From the entries below, list each line with "xlabel".
--- start of Supplied material ---
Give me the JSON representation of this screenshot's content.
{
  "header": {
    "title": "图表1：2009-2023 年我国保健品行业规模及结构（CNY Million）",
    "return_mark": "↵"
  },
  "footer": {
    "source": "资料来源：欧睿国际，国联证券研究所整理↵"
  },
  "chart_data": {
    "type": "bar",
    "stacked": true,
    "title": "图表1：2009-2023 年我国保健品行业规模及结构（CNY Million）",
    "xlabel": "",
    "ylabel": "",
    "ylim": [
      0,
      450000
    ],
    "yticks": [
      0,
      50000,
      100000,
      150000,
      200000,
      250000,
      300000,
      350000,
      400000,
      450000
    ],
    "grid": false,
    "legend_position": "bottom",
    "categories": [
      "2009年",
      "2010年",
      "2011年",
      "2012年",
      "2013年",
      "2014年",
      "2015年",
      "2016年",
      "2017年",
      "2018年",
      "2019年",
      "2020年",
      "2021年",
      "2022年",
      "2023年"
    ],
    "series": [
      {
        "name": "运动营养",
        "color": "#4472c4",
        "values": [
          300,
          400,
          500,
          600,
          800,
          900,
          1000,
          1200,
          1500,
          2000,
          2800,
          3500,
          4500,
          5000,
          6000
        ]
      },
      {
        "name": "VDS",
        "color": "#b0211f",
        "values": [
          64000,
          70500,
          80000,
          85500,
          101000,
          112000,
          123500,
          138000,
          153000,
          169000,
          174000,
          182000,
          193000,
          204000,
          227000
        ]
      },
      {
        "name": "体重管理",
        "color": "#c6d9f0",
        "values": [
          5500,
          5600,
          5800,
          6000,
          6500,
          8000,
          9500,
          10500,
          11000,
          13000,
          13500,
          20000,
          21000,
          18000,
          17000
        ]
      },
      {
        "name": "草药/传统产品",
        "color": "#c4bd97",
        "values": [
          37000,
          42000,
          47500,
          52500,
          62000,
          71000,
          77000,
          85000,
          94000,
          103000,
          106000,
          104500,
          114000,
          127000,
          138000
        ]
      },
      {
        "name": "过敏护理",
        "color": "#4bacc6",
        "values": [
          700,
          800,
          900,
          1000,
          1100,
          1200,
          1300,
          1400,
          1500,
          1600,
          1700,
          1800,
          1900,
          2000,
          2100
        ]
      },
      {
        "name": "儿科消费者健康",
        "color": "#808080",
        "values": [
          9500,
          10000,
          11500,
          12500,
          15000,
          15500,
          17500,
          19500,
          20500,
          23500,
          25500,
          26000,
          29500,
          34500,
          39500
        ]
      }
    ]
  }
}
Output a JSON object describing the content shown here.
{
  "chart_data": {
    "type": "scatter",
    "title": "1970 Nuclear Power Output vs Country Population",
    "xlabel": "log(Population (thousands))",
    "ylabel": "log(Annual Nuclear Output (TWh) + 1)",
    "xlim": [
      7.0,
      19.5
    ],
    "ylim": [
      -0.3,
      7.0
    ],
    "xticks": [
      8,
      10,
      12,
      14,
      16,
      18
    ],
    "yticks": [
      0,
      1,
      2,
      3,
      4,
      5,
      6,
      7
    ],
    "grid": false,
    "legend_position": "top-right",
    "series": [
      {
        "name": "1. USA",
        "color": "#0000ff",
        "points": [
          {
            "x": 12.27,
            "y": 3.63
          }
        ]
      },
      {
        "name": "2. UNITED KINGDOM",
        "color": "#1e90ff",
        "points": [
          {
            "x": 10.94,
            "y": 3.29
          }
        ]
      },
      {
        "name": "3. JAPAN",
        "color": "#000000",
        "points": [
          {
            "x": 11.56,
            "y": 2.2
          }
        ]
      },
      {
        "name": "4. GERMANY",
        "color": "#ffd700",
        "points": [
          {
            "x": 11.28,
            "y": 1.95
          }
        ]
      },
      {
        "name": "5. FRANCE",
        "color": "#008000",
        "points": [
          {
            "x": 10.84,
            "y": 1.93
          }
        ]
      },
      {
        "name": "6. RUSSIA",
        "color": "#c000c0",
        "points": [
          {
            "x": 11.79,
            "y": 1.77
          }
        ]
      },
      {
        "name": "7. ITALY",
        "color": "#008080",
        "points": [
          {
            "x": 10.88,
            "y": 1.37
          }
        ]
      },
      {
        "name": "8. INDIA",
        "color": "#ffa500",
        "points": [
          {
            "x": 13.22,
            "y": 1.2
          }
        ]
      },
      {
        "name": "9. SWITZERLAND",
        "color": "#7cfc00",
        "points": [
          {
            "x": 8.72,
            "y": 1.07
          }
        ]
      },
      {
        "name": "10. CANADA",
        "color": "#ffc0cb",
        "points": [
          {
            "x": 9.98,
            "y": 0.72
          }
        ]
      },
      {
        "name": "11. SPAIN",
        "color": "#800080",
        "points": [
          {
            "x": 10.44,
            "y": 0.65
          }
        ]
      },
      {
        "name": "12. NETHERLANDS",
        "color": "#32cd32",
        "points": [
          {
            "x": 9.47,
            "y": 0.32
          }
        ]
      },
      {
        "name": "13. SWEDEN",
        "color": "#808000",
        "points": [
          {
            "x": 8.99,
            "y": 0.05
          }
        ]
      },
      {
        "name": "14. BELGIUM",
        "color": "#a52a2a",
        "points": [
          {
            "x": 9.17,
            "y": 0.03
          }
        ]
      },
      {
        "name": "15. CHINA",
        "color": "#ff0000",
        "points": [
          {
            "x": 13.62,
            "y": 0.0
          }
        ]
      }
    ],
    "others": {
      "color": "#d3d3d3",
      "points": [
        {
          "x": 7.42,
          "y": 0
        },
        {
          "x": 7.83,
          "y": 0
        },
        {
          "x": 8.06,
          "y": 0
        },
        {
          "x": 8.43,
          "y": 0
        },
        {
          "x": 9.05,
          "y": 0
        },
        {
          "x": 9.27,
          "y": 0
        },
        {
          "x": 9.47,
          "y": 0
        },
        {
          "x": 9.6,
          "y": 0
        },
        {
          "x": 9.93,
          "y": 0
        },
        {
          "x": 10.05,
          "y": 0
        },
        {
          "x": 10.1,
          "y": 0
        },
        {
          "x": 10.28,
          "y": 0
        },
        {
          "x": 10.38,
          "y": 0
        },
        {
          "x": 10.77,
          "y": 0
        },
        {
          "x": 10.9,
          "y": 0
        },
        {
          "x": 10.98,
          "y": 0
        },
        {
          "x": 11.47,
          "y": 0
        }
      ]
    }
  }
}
--- end of Supplied material ---
▶ Exercise solution:
    "xlabel": "",
    "xlabel": "log(Population (thousands))",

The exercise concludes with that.